Only the pictures are omitted; repeat all other data exactly.
__________
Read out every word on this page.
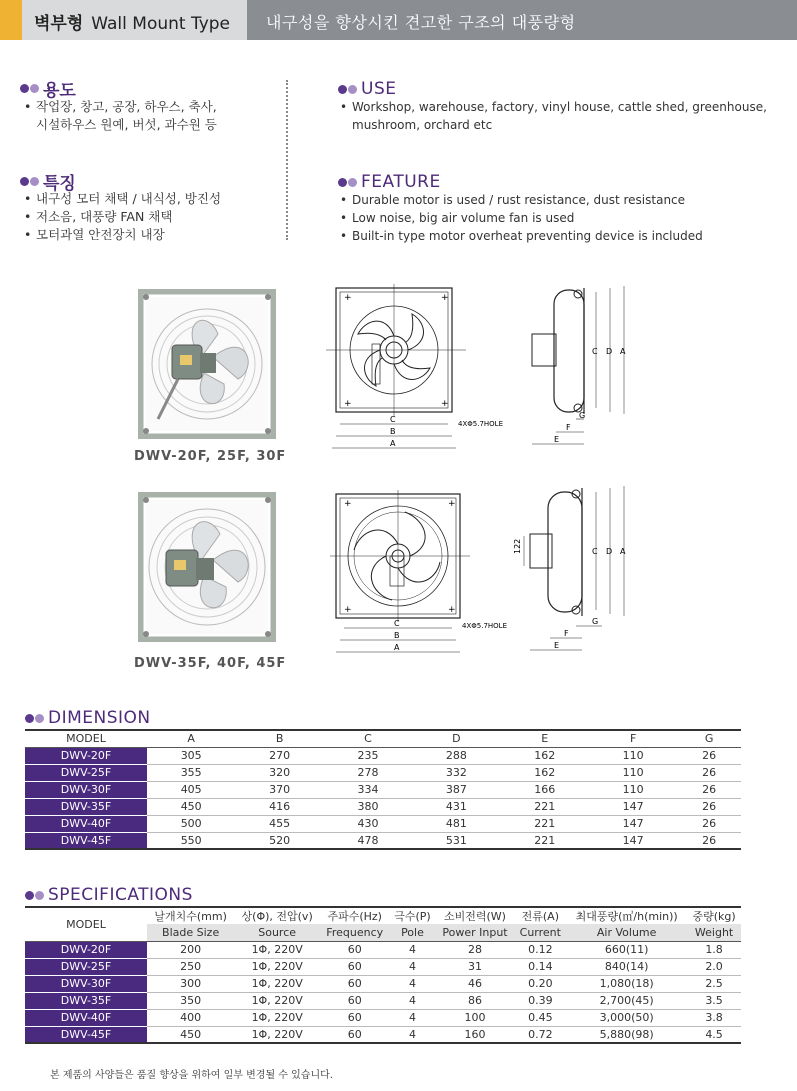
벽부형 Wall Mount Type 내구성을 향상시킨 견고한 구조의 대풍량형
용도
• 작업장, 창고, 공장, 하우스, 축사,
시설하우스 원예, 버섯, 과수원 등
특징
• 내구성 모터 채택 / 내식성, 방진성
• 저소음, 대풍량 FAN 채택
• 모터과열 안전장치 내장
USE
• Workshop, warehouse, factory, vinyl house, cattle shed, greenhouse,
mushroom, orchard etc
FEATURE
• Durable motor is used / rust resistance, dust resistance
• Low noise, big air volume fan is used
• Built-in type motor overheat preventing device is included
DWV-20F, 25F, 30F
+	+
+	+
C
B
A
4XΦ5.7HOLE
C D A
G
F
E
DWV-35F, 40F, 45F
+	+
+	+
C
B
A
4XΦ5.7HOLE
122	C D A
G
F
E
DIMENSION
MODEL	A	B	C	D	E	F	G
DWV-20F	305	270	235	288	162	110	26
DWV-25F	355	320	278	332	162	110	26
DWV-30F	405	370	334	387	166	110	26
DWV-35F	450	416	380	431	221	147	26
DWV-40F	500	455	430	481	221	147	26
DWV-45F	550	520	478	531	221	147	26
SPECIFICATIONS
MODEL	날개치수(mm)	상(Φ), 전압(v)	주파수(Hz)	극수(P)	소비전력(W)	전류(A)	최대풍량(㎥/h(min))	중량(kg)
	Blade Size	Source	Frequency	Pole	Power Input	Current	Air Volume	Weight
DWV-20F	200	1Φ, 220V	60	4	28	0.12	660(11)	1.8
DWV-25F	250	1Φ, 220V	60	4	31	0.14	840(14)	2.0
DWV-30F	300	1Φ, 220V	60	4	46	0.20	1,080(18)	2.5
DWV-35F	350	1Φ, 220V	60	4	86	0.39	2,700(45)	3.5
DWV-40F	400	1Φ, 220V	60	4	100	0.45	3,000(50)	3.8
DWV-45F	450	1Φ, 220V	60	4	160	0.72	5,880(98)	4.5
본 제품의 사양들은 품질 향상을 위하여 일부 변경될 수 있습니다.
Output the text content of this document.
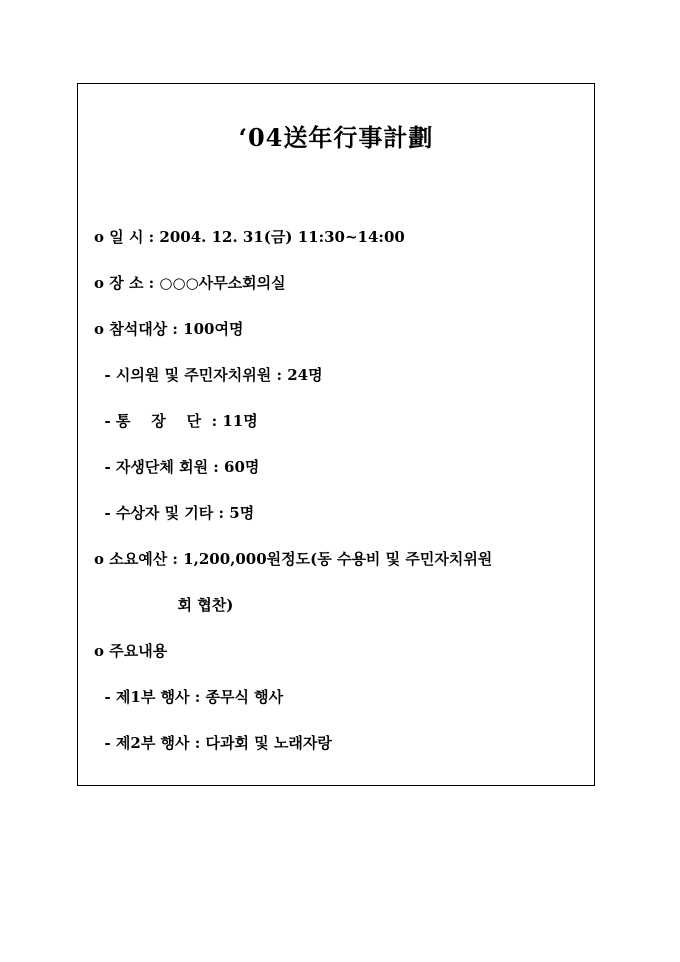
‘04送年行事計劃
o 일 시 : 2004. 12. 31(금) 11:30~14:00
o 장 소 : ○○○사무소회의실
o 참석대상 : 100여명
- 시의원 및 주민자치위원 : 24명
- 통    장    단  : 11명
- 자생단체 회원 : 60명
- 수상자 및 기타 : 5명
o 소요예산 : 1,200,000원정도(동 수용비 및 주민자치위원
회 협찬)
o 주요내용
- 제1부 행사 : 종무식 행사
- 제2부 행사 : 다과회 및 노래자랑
__________
**ANSWER IN FULL**
Read out every word on this page.
벽부형 Wall Mount Type 내구성을 향상시킨 견고한 구조의 대풍량형
용도
• 작업장, 창고, 공장, 하우스, 축사,
시설하우스 원예, 버섯, 과수원 등
특징
• 내구성 모터 채택 / 내식성, 방진성
• 저소음, 대풍량 FAN 채택
• 모터과열 안전장치 내장
USE
• Workshop, warehouse, factory, vinyl house, cattle shed, greenhouse,
mushroom, orchard etc
FEATURE
• Durable motor is used / rust resistance, dust resistance
• Low noise, big air volume fan is used
• Built-in type motor overheat preventing device is included
DWV-20F, 25F, 30F
+	+
+	+
C
B
A
4XΦ5.7HOLE
C D A
G
F
E
DWV-35F, 40F, 45F
+	+
+	+
C
B
A
4XΦ5.7HOLE
122	C D A
G
F
E
DIMENSION
MODEL	A	B	C	D	E	F	G
DWV-20F	305	270	235	288	162	110	26
DWV-25F	355	320	278	332	162	110	26
DWV-30F	405	370	334	387	166	110	26
DWV-35F	450	416	380	431	221	147	26
DWV-40F	500	455	430	481	221	147	26
DWV-45F	550	520	478	531	221	147	26
SPECIFICATIONS
MODEL	날개치수(mm)	상(Φ), 전압(v)	주파수(Hz)	극수(P)	소비전력(W)	전류(A)	최대풍량(㎥/h(min))	중량(kg)
	Blade Size	Source	Frequency	Pole	Power Input	Current	Air Volume	Weight
DWV-20F	200	1Φ, 220V	60	4	28	0.12	660(11)	1.8
DWV-25F	250	1Φ, 220V	60	4	31	0.14	840(14)	2.0
DWV-30F	300	1Φ, 220V	60	4	46	0.20	1,080(18)	2.5
DWV-35F	350	1Φ, 220V	60	4	86	0.39	2,700(45)	3.5
DWV-40F	400	1Φ, 220V	60	4	100	0.45	3,000(50)	3.8
DWV-45F	450	1Φ, 220V	60	4	160	0.72	5,880(98)	4.5
본 제품의 사양들은 품질 향상을 위하여 일부 변경될 수 있습니다.
Output the text content of this document.
‘04送年行事計劃
o 일 시 : 2004. 12. 31(금) 11:30~14:00
o 장 소 : ○○○사무소회의실
o 참석대상 : 100여명
- 시의원 및 주민자치위원 : 24명
- 통    장    단  : 11명
- 자생단체 회원 : 60명
- 수상자 및 기타 : 5명
o 소요예산 : 1,200,000원정도(동 수용비 및 주민자치위원
회 협찬)
o 주요내용
- 제1부 행사 : 종무식 행사
- 제2부 행사 : 다과회 및 노래자랑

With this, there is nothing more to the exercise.